Extracted records:
********

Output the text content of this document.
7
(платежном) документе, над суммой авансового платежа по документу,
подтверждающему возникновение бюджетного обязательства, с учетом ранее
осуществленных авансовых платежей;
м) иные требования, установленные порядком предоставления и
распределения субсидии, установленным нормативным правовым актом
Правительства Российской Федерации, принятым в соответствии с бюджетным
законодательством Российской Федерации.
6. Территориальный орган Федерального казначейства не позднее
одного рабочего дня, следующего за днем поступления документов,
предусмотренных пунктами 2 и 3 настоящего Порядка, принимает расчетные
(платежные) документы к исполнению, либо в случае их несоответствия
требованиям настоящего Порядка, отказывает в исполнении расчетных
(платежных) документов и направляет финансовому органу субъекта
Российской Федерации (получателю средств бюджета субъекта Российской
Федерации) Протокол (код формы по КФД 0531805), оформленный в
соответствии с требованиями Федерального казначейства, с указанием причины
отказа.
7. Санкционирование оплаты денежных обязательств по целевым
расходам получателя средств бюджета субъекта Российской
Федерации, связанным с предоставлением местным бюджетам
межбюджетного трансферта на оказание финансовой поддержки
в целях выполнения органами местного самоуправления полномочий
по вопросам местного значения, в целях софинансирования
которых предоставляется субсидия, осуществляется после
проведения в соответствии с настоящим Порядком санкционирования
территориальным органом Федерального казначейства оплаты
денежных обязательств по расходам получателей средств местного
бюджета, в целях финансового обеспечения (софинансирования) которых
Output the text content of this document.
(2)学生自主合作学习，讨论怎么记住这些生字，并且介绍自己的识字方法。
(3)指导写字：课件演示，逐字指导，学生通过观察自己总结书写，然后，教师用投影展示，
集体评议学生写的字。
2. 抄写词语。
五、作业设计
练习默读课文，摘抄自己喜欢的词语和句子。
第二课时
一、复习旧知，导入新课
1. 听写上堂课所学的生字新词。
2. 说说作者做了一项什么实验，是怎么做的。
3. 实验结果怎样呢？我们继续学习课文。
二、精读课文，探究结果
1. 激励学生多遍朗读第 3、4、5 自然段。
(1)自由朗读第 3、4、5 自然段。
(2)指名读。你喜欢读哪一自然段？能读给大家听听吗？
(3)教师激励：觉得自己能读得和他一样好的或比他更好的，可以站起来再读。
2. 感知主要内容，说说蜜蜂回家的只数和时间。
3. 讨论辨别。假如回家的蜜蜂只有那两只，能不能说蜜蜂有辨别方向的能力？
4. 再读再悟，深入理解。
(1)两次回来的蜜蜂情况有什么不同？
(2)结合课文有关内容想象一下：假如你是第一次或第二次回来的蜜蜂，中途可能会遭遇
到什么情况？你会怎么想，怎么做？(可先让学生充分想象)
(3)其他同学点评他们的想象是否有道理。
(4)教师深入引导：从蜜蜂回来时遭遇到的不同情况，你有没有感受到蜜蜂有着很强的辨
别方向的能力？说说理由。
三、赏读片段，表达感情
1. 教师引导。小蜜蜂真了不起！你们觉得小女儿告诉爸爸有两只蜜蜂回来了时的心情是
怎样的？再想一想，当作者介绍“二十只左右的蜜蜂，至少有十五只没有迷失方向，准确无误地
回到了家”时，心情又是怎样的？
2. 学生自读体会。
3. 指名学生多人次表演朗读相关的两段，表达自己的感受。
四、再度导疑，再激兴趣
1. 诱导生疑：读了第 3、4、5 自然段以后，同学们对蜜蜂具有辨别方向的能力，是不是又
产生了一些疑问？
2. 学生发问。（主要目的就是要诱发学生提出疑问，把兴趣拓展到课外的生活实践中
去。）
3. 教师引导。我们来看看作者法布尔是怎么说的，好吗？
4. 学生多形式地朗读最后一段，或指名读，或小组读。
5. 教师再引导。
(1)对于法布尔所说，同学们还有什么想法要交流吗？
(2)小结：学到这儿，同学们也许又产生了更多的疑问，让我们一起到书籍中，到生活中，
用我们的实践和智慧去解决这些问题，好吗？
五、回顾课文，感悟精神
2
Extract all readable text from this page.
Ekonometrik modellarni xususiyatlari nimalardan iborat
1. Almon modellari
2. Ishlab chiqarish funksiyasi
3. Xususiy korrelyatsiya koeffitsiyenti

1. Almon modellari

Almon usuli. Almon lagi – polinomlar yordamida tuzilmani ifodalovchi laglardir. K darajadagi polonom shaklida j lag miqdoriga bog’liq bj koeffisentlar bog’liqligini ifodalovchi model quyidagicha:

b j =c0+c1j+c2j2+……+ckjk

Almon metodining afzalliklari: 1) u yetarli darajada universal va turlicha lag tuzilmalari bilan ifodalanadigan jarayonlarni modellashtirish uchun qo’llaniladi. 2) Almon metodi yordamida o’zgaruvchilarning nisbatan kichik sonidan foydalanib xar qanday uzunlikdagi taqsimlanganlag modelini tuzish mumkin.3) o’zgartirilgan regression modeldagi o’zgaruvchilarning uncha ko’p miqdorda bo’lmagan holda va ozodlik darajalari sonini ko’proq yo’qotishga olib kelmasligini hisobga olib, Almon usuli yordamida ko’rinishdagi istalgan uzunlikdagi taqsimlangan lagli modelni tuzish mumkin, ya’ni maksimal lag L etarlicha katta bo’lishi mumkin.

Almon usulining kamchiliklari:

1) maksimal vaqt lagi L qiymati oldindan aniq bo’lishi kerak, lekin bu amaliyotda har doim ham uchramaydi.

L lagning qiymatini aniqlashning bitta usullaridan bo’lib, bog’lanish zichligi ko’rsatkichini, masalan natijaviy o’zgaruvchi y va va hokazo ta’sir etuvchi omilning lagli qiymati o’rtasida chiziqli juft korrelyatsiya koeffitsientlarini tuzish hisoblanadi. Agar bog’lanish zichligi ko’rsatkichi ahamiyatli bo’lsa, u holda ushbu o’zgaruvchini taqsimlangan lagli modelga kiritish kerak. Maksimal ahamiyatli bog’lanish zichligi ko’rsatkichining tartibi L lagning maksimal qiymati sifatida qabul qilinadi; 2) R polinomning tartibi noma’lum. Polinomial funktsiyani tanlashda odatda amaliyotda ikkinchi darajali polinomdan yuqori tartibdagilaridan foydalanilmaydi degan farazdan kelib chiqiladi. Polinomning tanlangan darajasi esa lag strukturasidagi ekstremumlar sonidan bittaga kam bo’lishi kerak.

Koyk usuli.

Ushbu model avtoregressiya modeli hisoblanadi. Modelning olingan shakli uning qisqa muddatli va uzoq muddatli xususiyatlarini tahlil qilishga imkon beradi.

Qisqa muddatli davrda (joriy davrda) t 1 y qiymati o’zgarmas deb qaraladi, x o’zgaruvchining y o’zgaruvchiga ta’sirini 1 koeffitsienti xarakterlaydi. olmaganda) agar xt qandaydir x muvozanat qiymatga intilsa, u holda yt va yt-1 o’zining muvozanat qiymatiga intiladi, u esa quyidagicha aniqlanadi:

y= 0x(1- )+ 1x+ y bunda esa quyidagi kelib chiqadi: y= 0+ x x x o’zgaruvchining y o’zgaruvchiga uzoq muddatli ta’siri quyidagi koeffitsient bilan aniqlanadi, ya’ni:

********

Brief: Please set down all the data word for word.

Solution to this exercise:
Output the text content of this document.
7
(платежном) документе, над суммой авансового платежа по документу,
подтверждающему возникновение бюджетного обязательства, с учетом ранее
осуществленных авансовых платежей;
м) иные требования, установленные порядком предоставления и
распределения субсидии, установленным нормативным правовым актом
Правительства Российской Федерации, принятым в соответствии с бюджетным
законодательством Российской Федерации.
6. Территориальный орган Федерального казначейства не позднее
одного рабочего дня, следующего за днем поступления документов,
предусмотренных пунктами 2 и 3 настоящего Порядка, принимает расчетные
(платежные) документы к исполнению, либо в случае их несоответствия
требованиям настоящего Порядка, отказывает в исполнении расчетных
(платежных) документов и направляет финансовому органу субъекта
Российской Федерации (получателю средств бюджета субъекта Российской
Федерации) Протокол (код формы по КФД 0531805), оформленный в
соответствии с требованиями Федерального казначейства, с указанием причины
отказа.
7. Санкционирование оплаты денежных обязательств по целевым
расходам получателя средств бюджета субъекта Российской
Федерации, связанным с предоставлением местным бюджетам
межбюджетного трансферта на оказание финансовой поддержки
в целях выполнения органами местного самоуправления полномочий
по вопросам местного значения, в целях софинансирования
которых предоставляется субсидия, осуществляется после
проведения в соответствии с настоящим Порядком санкционирования
территориальным органом Федерального казначейства оплаты
денежных обязательств по расходам получателей средств местного
бюджета, в целях финансового обеспечения (софинансирования) которых
Output the text content of this document.
(2)学生自主合作学习，讨论怎么记住这些生字，并且介绍自己的识字方法。
(3)指导写字：课件演示，逐字指导，学生通过观察自己总结书写，然后，教师用投影展示，
集体评议学生写的字。
2. 抄写词语。
五、作业设计
练习默读课文，摘抄自己喜欢的词语和句子。
第二课时
一、复习旧知，导入新课
1. 听写上堂课所学的生字新词。
2. 说说作者做了一项什么实验，是怎么做的。
3. 实验结果怎样呢？我们继续学习课文。
二、精读课文，探究结果
1. 激励学生多遍朗读第 3、4、5 自然段。
(1)自由朗读第 3、4、5 自然段。
(2)指名读。你喜欢读哪一自然段？能读给大家听听吗？
(3)教师激励：觉得自己能读得和他一样好的或比他更好的，可以站起来再读。
2. 感知主要内容，说说蜜蜂回家的只数和时间。
3. 讨论辨别。假如回家的蜜蜂只有那两只，能不能说蜜蜂有辨别方向的能力？
4. 再读再悟，深入理解。
(1)两次回来的蜜蜂情况有什么不同？
(2)结合课文有关内容想象一下：假如你是第一次或第二次回来的蜜蜂，中途可能会遭遇
到什么情况？你会怎么想，怎么做？(可先让学生充分想象)
(3)其他同学点评他们的想象是否有道理。
(4)教师深入引导：从蜜蜂回来时遭遇到的不同情况，你有没有感受到蜜蜂有着很强的辨
别方向的能力？说说理由。
三、赏读片段，表达感情
1. 教师引导。小蜜蜂真了不起！你们觉得小女儿告诉爸爸有两只蜜蜂回来了时的心情是
怎样的？再想一想，当作者介绍“二十只左右的蜜蜂，至少有十五只没有迷失方向，准确无误地
回到了家”时，心情又是怎样的？
2. 学生自读体会。
3. 指名学生多人次表演朗读相关的两段，表达自己的感受。
四、再度导疑，再激兴趣
1. 诱导生疑：读了第 3、4、5 自然段以后，同学们对蜜蜂具有辨别方向的能力，是不是又
产生了一些疑问？
2. 学生发问。（主要目的就是要诱发学生提出疑问，把兴趣拓展到课外的生活实践中
去。）
3. 教师引导。我们来看看作者法布尔是怎么说的，好吗？
4. 学生多形式地朗读最后一段，或指名读，或小组读。
5. 教师再引导。
(1)对于法布尔所说，同学们还有什么想法要交流吗？
(2)小结：学到这儿，同学们也许又产生了更多的疑问，让我们一起到书籍中，到生活中，
用我们的实践和智慧去解决这些问题，好吗？
五、回顾课文，感悟精神
2
Extract all readable text from this page.
Ekonometrik modellarni xususiyatlari nimalardan iborat
1. Almon modellari
2. Ishlab chiqarish funksiyasi
3. Xususiy korrelyatsiya koeffitsiyenti

1. Almon modellari

Almon usuli. Almon lagi – polinomlar yordamida tuzilmani ifodalovchi laglardir. K darajadagi polonom shaklida j lag miqdoriga bog’liq bj koeffisentlar bog’liqligini ifodalovchi model quyidagicha:

b j =c0+c1j+c2j2+……+ckjk

Almon metodining afzalliklari: 1) u yetarli darajada universal va turlicha lag tuzilmalari bilan ifodalanadigan jarayonlarni modellashtirish uchun qo’llaniladi. 2) Almon metodi yordamida o’zgaruvchilarning nisbatan kichik sonidan foydalanib xar qanday uzunlikdagi taqsimlanganlag modelini tuzish mumkin.3) o’zgartirilgan regression modeldagi o’zgaruvchilarning uncha ko’p miqdorda bo’lmagan holda va ozodlik darajalari sonini ko’proq yo’qotishga olib kelmasligini hisobga olib, Almon usuli yordamida ko’rinishdagi istalgan uzunlikdagi taqsimlangan lagli modelni tuzish mumkin, ya’ni maksimal lag L etarlicha katta bo’lishi mumkin.

Almon usulining kamchiliklari:

1) maksimal vaqt lagi L qiymati oldindan aniq bo’lishi kerak, lekin bu amaliyotda har doim ham uchramaydi.

L lagning qiymatini aniqlashning bitta usullaridan bo’lib, bog’lanish zichligi ko’rsatkichini, masalan natijaviy o’zgaruvchi y va va hokazo ta’sir etuvchi omilning lagli qiymati o’rtasida chiziqli juft korrelyatsiya koeffitsientlarini tuzish hisoblanadi. Agar bog’lanish zichligi ko’rsatkichi ahamiyatli bo’lsa, u holda ushbu o’zgaruvchini taqsimlangan lagli modelga kiritish kerak. Maksimal ahamiyatli bog’lanish zichligi ko’rsatkichining tartibi L lagning maksimal qiymati sifatida qabul qilinadi; 2) R polinomning tartibi noma’lum. Polinomial funktsiyani tanlashda odatda amaliyotda ikkinchi darajali polinomdan yuqori tartibdagilaridan foydalanilmaydi degan farazdan kelib chiqiladi. Polinomning tanlangan darajasi esa lag strukturasidagi ekstremumlar sonidan bittaga kam bo’lishi kerak.

Koyk usuli.

Ushbu model avtoregressiya modeli hisoblanadi. Modelning olingan shakli uning qisqa muddatli va uzoq muddatli xususiyatlarini tahlil qilishga imkon beradi.

Qisqa muddatli davrda (joriy davrda) t 1 y qiymati o’zgarmas deb qaraladi, x o’zgaruvchining y o’zgaruvchiga ta’sirini 1 koeffitsienti xarakterlaydi. olmaganda) agar xt qandaydir x muvozanat qiymatga intilsa, u holda yt va yt-1 o’zining muvozanat qiymatiga intiladi, u esa quyidagicha aniqlanadi:

y= 0x(1- )+ 1x+ y bunda esa quyidagi kelib chiqadi: y= 0+ x x x o’zgaruvchining y o’zgaruvchiga uzoq muddatli ta’siri quyidagi koeffitsient bilan aniqlanadi, ya’ni:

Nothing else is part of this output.